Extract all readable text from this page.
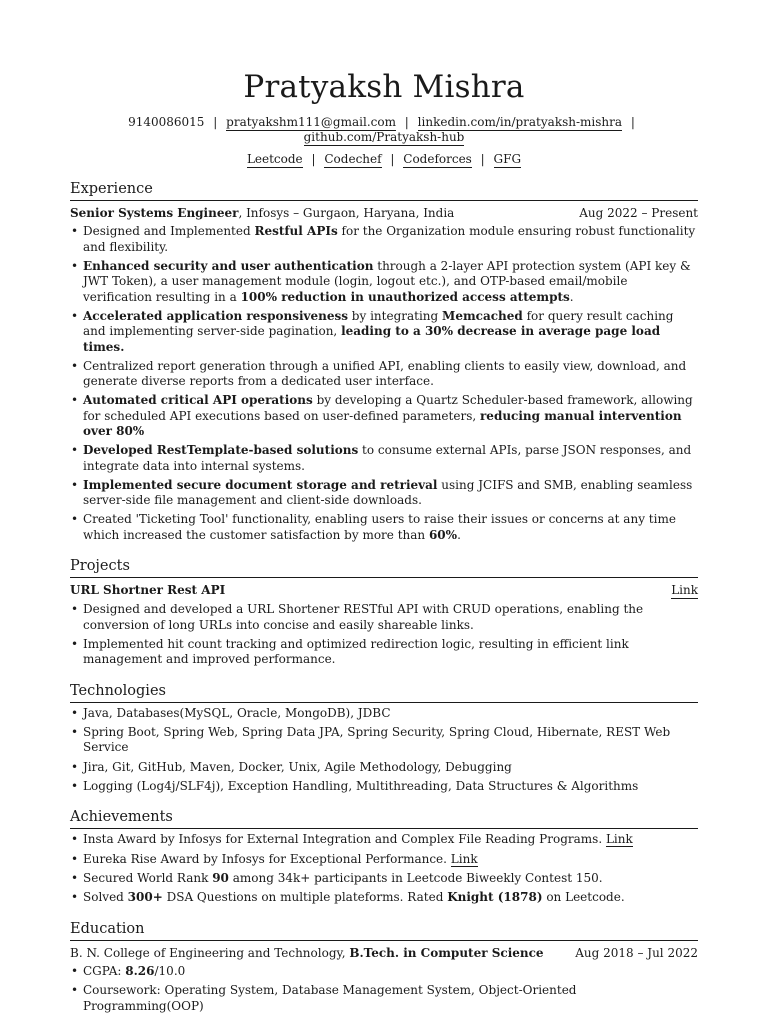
Pratyaksh Mishra
9140086015 | pratyakshm111@gmail.com | linkedin.com/in/pratyaksh-mishra | github.com/Pratyaksh-hub
Leetcode | Codechef | Codeforces | GFG
Experience
Senior Systems Engineer, Infosys – Gurgaon, Haryana, India	Aug 2022 – Present
• Designed and Implemented Restful APIs for the Organization module ensuring robust functionality and flexibility.
• Enhanced security and user authentication through a 2-layer API protection system (API key & JWT Token), a user management module (login, logout etc.), and OTP-based email/mobile verification resulting in a 100% reduction in unauthorized access attempts.
• Accelerated application responsiveness by integrating Memcached for query result caching and implementing server-side pagination, leading to a 30% decrease in average page load times.
• Centralized report generation through a unified API, enabling clients to easily view, download, and generate diverse reports from a dedicated user interface.
• Automated critical API operations by developing a Quartz Scheduler-based framework, allowing for scheduled API executions based on user-defined parameters, reducing manual intervention over 80%
• Developed RestTemplate-based solutions to consume external APIs, parse JSON responses, and integrate data into internal systems.
• Implemented secure document storage and retrieval using JCIFS and SMB, enabling seamless server-side file management and client-side downloads.
• Created 'Ticketing Tool' functionality, enabling users to raise their issues or concerns at any time which increased the customer satisfaction by more than 60%.
Projects
URL Shortner Rest API	Link
• Designed and developed a URL Shortener RESTful API with CRUD operations, enabling the conversion of long URLs into concise and easily shareable links.
• Implemented hit count tracking and optimized redirection logic, resulting in efficient link management and improved performance.
Technologies
• Java, Databases(MySQL, Oracle, MongoDB), JDBC
• Spring Boot, Spring Web, Spring Data JPA, Spring Security, Spring Cloud, Hibernate, REST Web Service
• Jira, Git, GitHub, Maven, Docker, Unix, Agile Methodology, Debugging
• Logging (Log4j/SLF4j), Exception Handling, Multithreading, Data Structures & Algorithms
Achievements
• Insta Award by Infosys for External Integration and Complex File Reading Programs. Link
• Eureka Rise Award by Infosys for Exceptional Performance. Link
• Secured World Rank 90 among 34k+ participants in Leetcode Biweekly Contest 150.
• Solved 300+ DSA Questions on multiple plateforms. Rated Knight (1878) on Leetcode.
Education
B. N. College of Engineering and Technology, B.Tech. in Computer Science	Aug 2018 – Jul 2022
• CGPA: 8.26/10.0
• Coursework: Operating System, Database Management System, Object-Oriented Programming(OOP)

### Job
What you return should match the records above word for word, minus the pictures.

### Answer to this exercise
Extract all readable text from this page.
Pratyaksh Mishra
9140086015 | pratyakshm111@gmail.com | linkedin.com/in/pratyaksh-mishra | github.com/Pratyaksh-hub
Leetcode | Codechef | Codeforces | GFG
Experience
Senior Systems Engineer, Infosys – Gurgaon, Haryana, India	Aug 2022 – Present
• Designed and Implemented Restful APIs for the Organization module ensuring robust functionality and flexibility.
• Enhanced security and user authentication through a 2-layer API protection system (API key & JWT Token), a user management module (login, logout etc.), and OTP-based email/mobile verification resulting in a 100% reduction in unauthorized access attempts.
• Accelerated application responsiveness by integrating Memcached for query result caching and implementing server-side pagination, leading to a 30% decrease in average page load times.
• Centralized report generation through a unified API, enabling clients to easily view, download, and generate diverse reports from a dedicated user interface.
• Automated critical API operations by developing a Quartz Scheduler-based framework, allowing for scheduled API executions based on user-defined parameters, reducing manual intervention over 80%
• Developed RestTemplate-based solutions to consume external APIs, parse JSON responses, and integrate data into internal systems.
• Implemented secure document storage and retrieval using JCIFS and SMB, enabling seamless server-side file management and client-side downloads.
• Created 'Ticketing Tool' functionality, enabling users to raise their issues or concerns at any time which increased the customer satisfaction by more than 60%.
Projects
URL Shortner Rest API	Link
• Designed and developed a URL Shortener RESTful API with CRUD operations, enabling the conversion of long URLs into concise and easily shareable links.
• Implemented hit count tracking and optimized redirection logic, resulting in efficient link management and improved performance.
Technologies
• Java, Databases(MySQL, Oracle, MongoDB), JDBC
• Spring Boot, Spring Web, Spring Data JPA, Spring Security, Spring Cloud, Hibernate, REST Web Service
• Jira, Git, GitHub, Maven, Docker, Unix, Agile Methodology, Debugging
• Logging (Log4j/SLF4j), Exception Handling, Multithreading, Data Structures & Algorithms
Achievements
• Insta Award by Infosys for External Integration and Complex File Reading Programs. Link
• Eureka Rise Award by Infosys for Exceptional Performance. Link
• Secured World Rank 90 among 34k+ participants in Leetcode Biweekly Contest 150.
• Solved 300+ DSA Questions on multiple plateforms. Rated Knight (1878) on Leetcode.
Education
B. N. College of Engineering and Technology, B.Tech. in Computer Science	Aug 2018 – Jul 2022
• CGPA: 8.26/10.0
• Coursework: Operating System, Database Management System, Object-Oriented Programming(OOP)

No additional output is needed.